[Entries with figure data]
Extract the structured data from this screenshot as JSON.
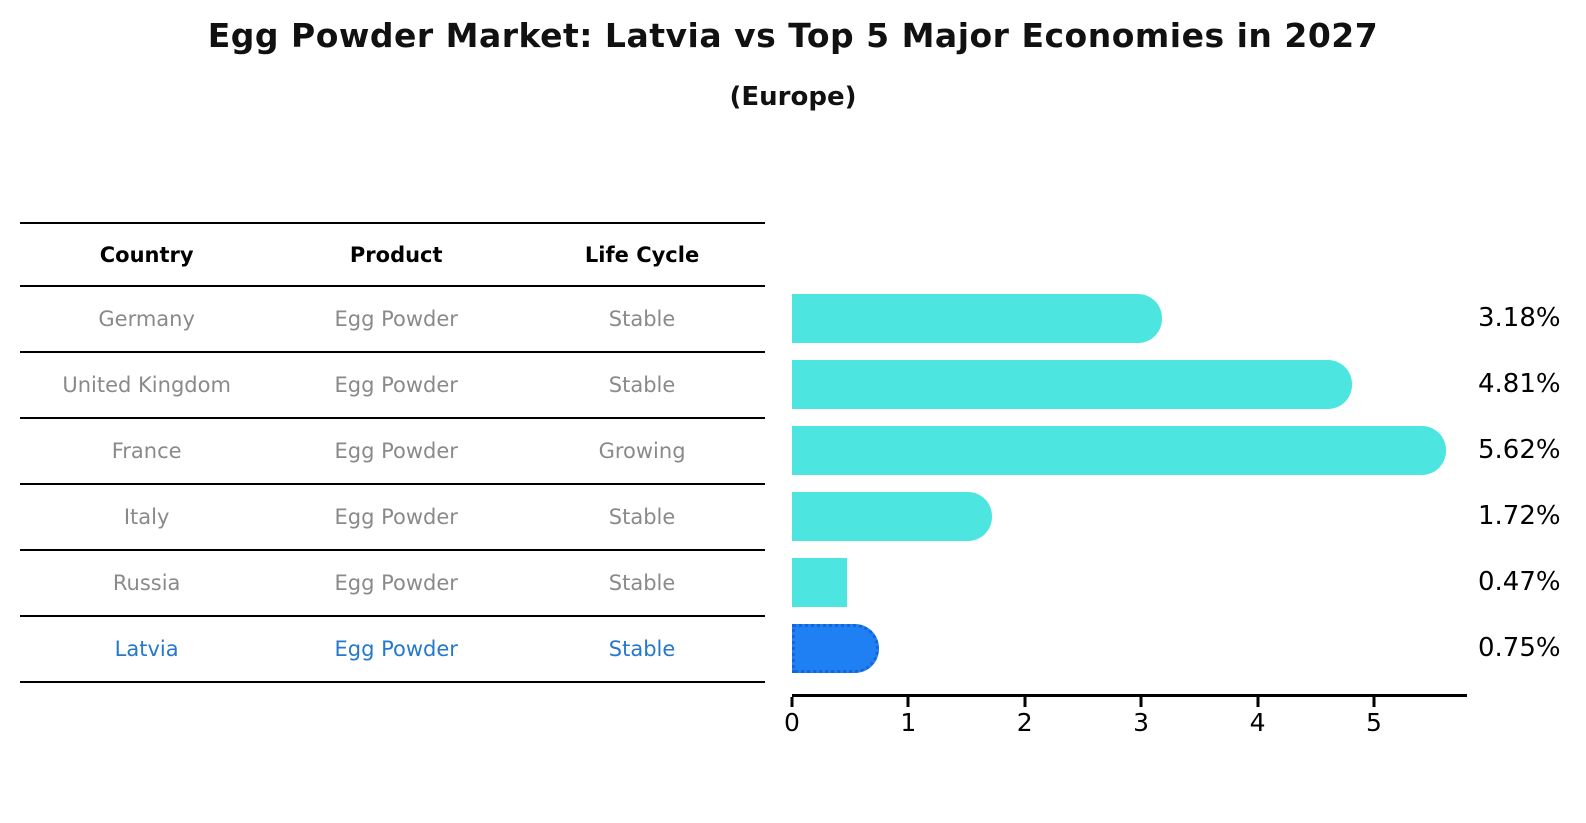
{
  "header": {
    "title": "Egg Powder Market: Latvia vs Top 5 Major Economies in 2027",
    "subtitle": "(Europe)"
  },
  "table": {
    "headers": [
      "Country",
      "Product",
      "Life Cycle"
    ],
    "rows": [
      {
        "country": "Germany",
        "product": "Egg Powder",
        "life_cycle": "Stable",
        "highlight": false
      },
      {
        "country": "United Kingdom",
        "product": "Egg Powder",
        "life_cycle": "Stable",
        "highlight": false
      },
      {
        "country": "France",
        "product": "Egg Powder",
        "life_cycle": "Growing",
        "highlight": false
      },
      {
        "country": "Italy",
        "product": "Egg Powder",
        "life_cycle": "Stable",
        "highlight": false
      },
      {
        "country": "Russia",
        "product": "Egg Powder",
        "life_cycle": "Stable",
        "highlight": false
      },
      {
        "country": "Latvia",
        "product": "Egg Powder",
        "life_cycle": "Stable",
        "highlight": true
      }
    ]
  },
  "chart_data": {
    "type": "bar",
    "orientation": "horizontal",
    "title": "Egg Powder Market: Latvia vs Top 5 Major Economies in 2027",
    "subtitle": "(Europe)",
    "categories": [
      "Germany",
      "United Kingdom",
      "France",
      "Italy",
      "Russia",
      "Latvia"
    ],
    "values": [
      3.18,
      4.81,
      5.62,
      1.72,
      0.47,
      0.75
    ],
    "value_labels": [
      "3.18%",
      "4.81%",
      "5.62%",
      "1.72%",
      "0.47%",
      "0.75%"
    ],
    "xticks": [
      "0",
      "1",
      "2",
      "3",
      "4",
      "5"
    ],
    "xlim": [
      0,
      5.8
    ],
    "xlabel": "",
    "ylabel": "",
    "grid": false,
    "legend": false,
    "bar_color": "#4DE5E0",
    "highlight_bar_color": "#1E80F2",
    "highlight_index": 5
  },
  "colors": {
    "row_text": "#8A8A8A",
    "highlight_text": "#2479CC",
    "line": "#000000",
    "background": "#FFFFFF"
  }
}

==

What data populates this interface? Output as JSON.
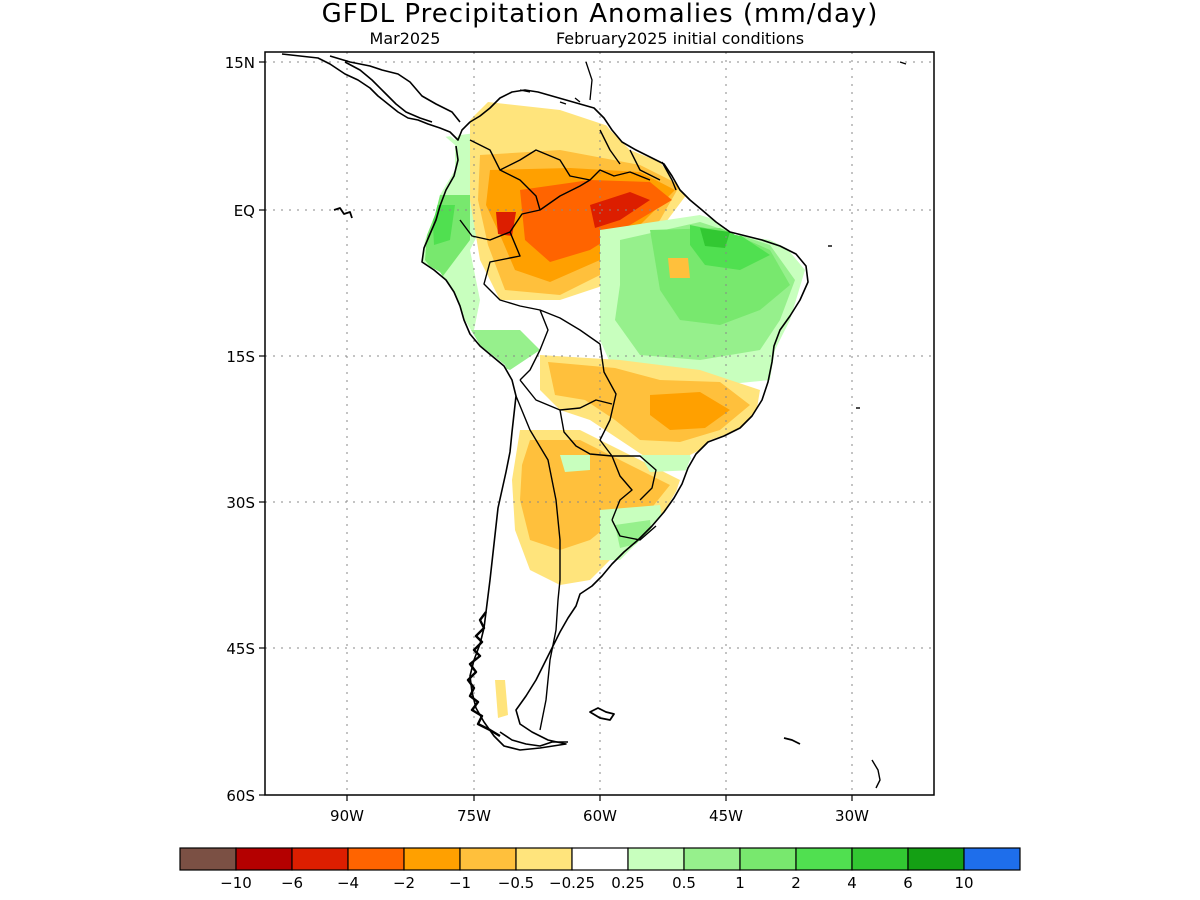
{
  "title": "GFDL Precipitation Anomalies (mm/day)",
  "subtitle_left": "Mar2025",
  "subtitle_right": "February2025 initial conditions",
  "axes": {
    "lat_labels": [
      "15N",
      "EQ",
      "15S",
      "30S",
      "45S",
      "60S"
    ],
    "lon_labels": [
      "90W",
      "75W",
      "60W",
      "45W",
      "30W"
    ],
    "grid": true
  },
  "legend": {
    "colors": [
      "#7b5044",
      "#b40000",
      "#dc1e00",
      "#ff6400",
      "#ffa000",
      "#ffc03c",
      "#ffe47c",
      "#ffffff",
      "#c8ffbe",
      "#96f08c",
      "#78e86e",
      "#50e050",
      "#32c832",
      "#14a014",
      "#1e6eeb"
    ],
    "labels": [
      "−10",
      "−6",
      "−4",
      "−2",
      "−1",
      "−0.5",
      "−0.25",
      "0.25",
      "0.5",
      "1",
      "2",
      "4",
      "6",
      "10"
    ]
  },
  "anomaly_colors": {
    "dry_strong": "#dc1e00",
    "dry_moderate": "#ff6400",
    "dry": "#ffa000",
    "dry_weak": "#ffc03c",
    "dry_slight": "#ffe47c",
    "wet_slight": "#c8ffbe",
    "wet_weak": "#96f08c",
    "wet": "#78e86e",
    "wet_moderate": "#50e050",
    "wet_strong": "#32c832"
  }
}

## [Task prompt]
Which lines hold the string "this"? List them all.

## [Reply to the task]
Extract the structured data from this screenshot as JSON.
What data populates this interface? Output as JSON.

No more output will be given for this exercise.